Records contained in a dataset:
= = = =

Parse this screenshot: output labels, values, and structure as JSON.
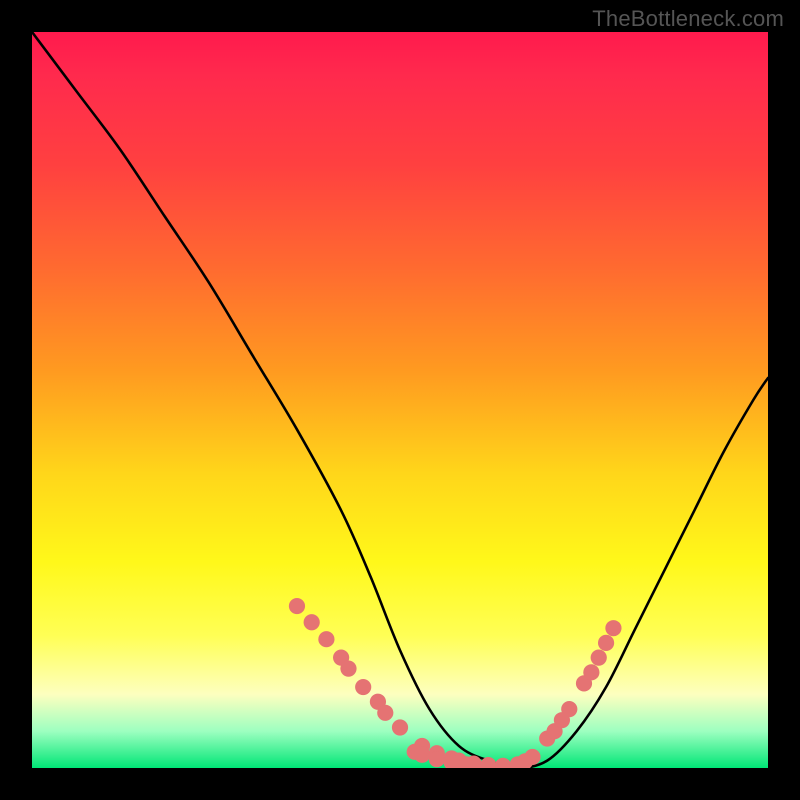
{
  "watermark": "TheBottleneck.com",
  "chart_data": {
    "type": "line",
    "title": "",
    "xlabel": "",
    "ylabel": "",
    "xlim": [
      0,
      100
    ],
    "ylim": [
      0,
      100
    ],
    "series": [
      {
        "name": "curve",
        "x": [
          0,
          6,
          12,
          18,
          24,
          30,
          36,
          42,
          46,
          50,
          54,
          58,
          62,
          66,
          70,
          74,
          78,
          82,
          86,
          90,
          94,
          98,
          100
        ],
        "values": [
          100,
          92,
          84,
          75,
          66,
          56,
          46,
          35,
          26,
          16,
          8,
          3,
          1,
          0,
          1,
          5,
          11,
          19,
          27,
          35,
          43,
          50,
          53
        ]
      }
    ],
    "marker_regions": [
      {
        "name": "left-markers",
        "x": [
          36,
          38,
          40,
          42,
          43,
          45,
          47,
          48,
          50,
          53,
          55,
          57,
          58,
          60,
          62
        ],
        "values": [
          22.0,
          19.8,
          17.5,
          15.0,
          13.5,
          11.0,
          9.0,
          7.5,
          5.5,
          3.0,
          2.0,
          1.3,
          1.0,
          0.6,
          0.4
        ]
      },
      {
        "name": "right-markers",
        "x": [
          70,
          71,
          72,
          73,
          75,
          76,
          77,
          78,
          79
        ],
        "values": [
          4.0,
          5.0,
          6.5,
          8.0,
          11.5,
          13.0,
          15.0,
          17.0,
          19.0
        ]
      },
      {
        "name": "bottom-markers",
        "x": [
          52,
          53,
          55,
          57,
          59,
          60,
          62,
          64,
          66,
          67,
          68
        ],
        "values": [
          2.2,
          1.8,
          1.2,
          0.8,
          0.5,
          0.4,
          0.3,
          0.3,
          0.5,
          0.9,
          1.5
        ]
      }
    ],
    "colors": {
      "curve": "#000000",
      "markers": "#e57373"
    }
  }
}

= = = =

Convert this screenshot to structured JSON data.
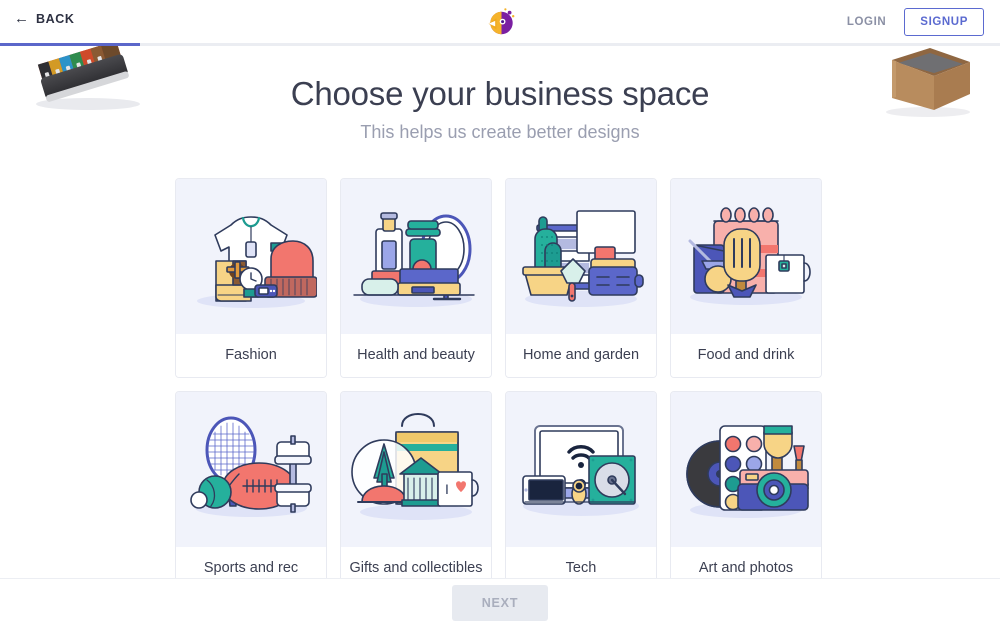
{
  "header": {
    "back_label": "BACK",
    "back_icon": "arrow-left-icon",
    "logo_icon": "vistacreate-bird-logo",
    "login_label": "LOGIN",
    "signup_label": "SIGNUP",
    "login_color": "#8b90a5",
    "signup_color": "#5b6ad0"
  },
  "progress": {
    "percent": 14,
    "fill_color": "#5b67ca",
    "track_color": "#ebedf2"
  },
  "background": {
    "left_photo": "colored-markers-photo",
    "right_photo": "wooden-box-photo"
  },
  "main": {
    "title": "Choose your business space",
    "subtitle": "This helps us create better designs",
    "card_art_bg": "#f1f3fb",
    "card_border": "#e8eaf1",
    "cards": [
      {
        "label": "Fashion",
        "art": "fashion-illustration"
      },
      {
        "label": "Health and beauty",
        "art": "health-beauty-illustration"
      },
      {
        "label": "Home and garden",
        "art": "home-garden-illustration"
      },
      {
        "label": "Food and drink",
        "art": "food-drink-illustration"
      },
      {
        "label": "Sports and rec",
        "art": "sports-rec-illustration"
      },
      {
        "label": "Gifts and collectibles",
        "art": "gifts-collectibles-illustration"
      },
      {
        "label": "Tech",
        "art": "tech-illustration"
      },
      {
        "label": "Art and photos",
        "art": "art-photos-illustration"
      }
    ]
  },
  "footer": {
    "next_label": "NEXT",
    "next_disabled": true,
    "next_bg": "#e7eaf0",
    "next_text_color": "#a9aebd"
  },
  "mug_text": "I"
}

= = = =

* **EXERCISE AIM**: Report only the number of lines that hold the word "JSON".

* **EXERCISE RESULT**: 2